(Dataset excerpt)
================

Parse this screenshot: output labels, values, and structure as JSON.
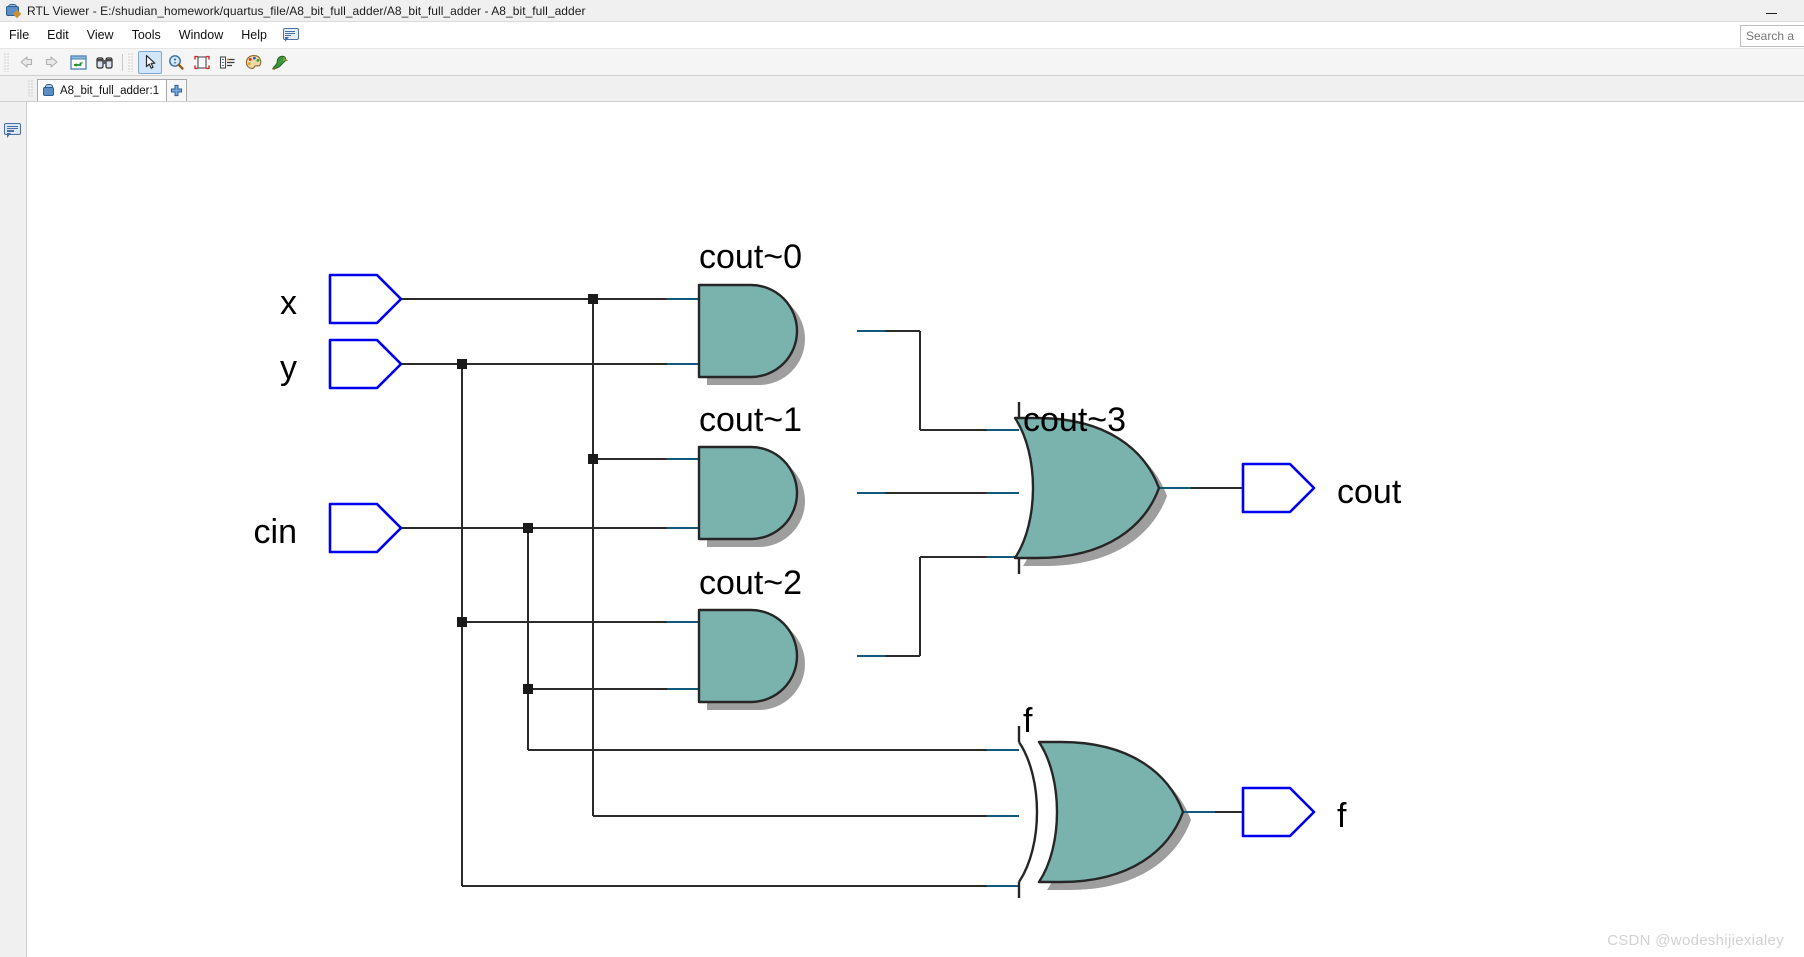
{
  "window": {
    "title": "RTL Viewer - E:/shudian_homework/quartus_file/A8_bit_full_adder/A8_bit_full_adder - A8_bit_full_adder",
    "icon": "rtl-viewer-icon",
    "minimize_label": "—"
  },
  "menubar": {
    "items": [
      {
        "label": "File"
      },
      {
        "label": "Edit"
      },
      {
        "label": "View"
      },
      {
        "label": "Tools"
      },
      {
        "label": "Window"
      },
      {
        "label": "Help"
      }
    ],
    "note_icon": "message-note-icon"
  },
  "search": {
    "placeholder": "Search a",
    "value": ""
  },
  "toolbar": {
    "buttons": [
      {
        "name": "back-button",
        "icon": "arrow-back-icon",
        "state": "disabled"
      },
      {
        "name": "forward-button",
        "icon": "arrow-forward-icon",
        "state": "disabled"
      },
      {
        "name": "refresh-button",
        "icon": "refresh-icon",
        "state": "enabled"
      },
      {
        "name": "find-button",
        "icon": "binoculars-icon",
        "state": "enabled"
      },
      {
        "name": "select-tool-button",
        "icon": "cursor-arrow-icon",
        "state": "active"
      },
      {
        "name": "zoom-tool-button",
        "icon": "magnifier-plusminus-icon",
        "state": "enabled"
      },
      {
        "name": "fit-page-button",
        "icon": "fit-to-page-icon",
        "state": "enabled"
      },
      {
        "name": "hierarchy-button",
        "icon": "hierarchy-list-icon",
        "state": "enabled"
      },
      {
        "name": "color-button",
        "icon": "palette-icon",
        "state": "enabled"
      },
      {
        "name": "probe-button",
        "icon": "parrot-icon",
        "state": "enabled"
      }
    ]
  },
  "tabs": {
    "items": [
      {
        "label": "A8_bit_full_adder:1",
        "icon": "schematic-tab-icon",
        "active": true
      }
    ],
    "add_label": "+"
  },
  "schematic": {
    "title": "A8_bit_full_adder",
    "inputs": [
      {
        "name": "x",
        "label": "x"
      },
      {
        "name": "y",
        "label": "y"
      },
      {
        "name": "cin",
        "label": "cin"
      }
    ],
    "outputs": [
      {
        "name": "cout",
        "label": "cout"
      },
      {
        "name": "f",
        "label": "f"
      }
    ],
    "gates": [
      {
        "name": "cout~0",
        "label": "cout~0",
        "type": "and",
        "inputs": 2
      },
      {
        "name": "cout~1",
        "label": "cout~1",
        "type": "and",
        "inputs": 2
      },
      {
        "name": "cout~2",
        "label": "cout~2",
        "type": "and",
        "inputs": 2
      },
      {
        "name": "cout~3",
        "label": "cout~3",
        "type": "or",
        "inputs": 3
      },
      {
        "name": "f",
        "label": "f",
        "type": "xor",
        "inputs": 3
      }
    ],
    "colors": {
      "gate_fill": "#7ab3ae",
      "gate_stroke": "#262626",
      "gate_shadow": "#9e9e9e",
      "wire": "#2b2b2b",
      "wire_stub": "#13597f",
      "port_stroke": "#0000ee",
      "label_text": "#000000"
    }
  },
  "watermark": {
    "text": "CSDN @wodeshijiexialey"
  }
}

================

EXERCISE TASK —
Count the lines above that contain the word "page". Give only the number.

OUTPUT FOR THIS TASK —
2